● **YOUR TASK**: Write out each line word for word. Drop pictures.

● **Figure data in JSON**:
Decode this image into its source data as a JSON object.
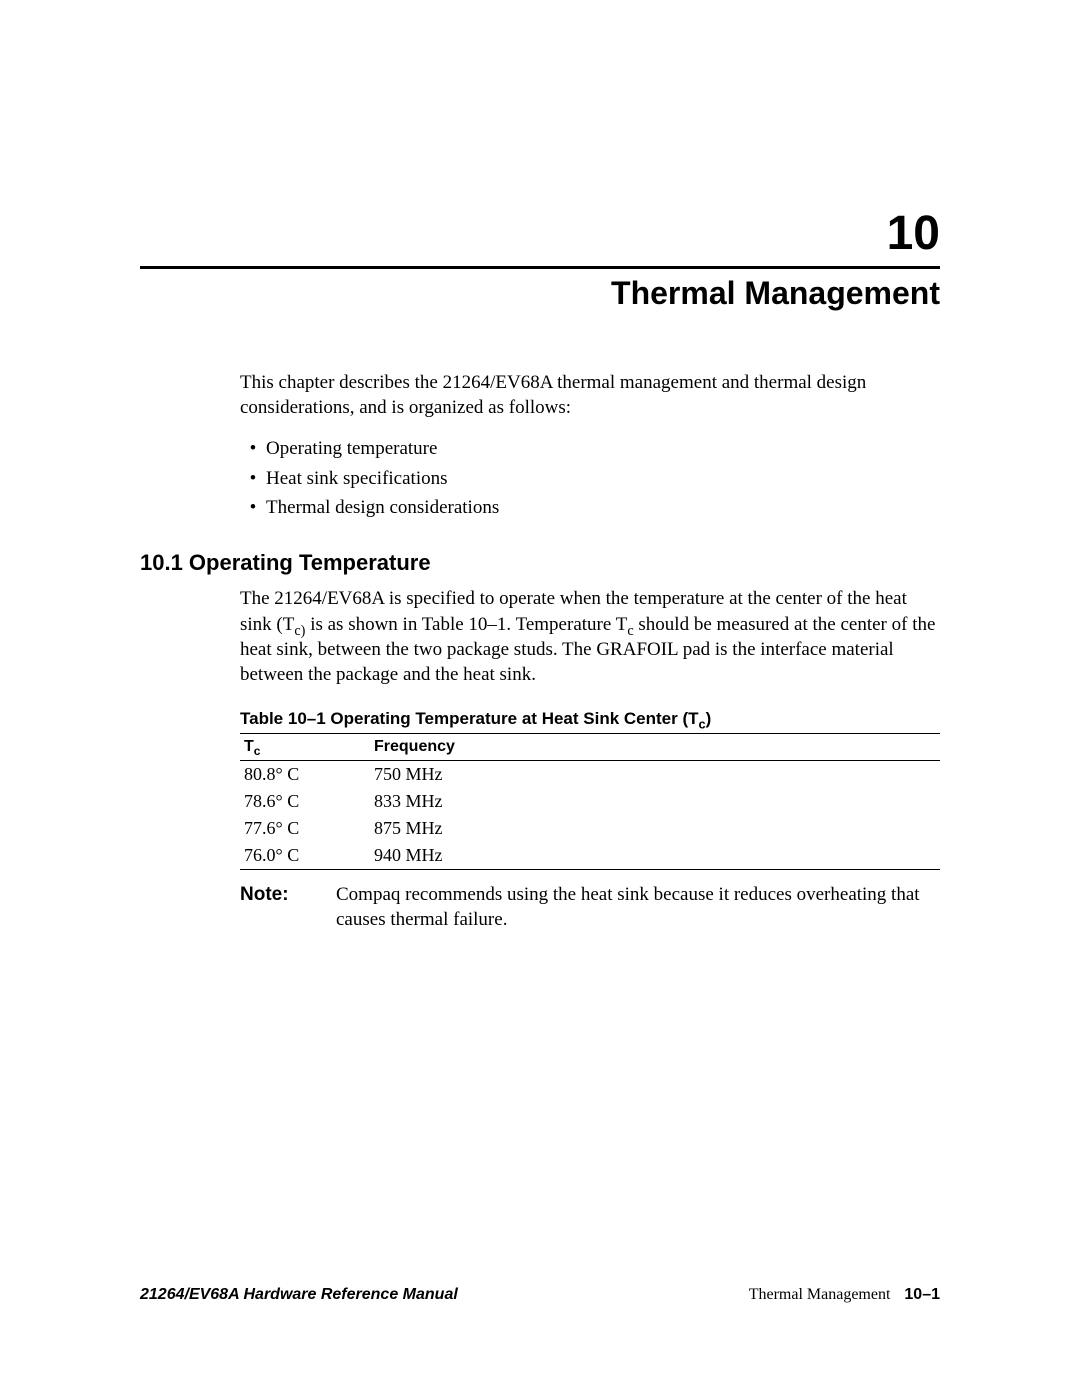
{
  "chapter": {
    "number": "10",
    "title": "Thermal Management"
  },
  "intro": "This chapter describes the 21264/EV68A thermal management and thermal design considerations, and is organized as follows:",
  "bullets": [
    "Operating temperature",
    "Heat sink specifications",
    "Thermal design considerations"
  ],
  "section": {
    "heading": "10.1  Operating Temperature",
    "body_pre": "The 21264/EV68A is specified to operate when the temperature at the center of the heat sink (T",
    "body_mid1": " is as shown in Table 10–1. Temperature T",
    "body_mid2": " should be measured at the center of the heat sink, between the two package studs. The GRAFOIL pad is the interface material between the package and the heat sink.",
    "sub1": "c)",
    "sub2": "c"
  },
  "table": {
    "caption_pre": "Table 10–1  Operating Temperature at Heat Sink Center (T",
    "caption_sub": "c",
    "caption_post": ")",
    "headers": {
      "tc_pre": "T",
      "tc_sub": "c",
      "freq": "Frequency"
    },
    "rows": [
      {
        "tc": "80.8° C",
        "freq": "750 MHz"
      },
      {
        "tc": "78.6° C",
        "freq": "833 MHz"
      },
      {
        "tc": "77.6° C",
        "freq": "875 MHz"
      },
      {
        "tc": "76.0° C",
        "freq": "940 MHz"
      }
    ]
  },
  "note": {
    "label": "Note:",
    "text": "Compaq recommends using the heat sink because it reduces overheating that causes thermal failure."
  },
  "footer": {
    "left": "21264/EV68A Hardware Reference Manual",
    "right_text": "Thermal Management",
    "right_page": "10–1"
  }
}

● **CORRECT RESULT**:
Decode this image into its source data as a JSON object.
{
  "chapter": {
    "number": "10",
    "title": "Thermal Management"
  },
  "intro": "This chapter describes the 21264/EV68A thermal management and thermal design considerations, and is organized as follows:",
  "bullets": [
    "Operating temperature",
    "Heat sink specifications",
    "Thermal design considerations"
  ],
  "section": {
    "heading": "10.1  Operating Temperature",
    "body_pre": "The 21264/EV68A is specified to operate when the temperature at the center of the heat sink (T",
    "body_mid1": " is as shown in Table 10–1. Temperature T",
    "body_mid2": " should be measured at the center of the heat sink, between the two package studs. The GRAFOIL pad is the interface material between the package and the heat sink.",
    "sub1": "c)",
    "sub2": "c"
  },
  "table": {
    "caption_pre": "Table 10–1  Operating Temperature at Heat Sink Center (T",
    "caption_sub": "c",
    "caption_post": ")",
    "headers": {
      "tc_pre": "T",
      "tc_sub": "c",
      "freq": "Frequency"
    },
    "rows": [
      {
        "tc": "80.8° C",
        "freq": "750 MHz"
      },
      {
        "tc": "78.6° C",
        "freq": "833 MHz"
      },
      {
        "tc": "77.6° C",
        "freq": "875 MHz"
      },
      {
        "tc": "76.0° C",
        "freq": "940 MHz"
      }
    ]
  },
  "note": {
    "label": "Note:",
    "text": "Compaq recommends using the heat sink because it reduces overheating that causes thermal failure."
  },
  "footer": {
    "left": "21264/EV68A Hardware Reference Manual",
    "right_text": "Thermal Management",
    "right_page": "10–1"
  }
}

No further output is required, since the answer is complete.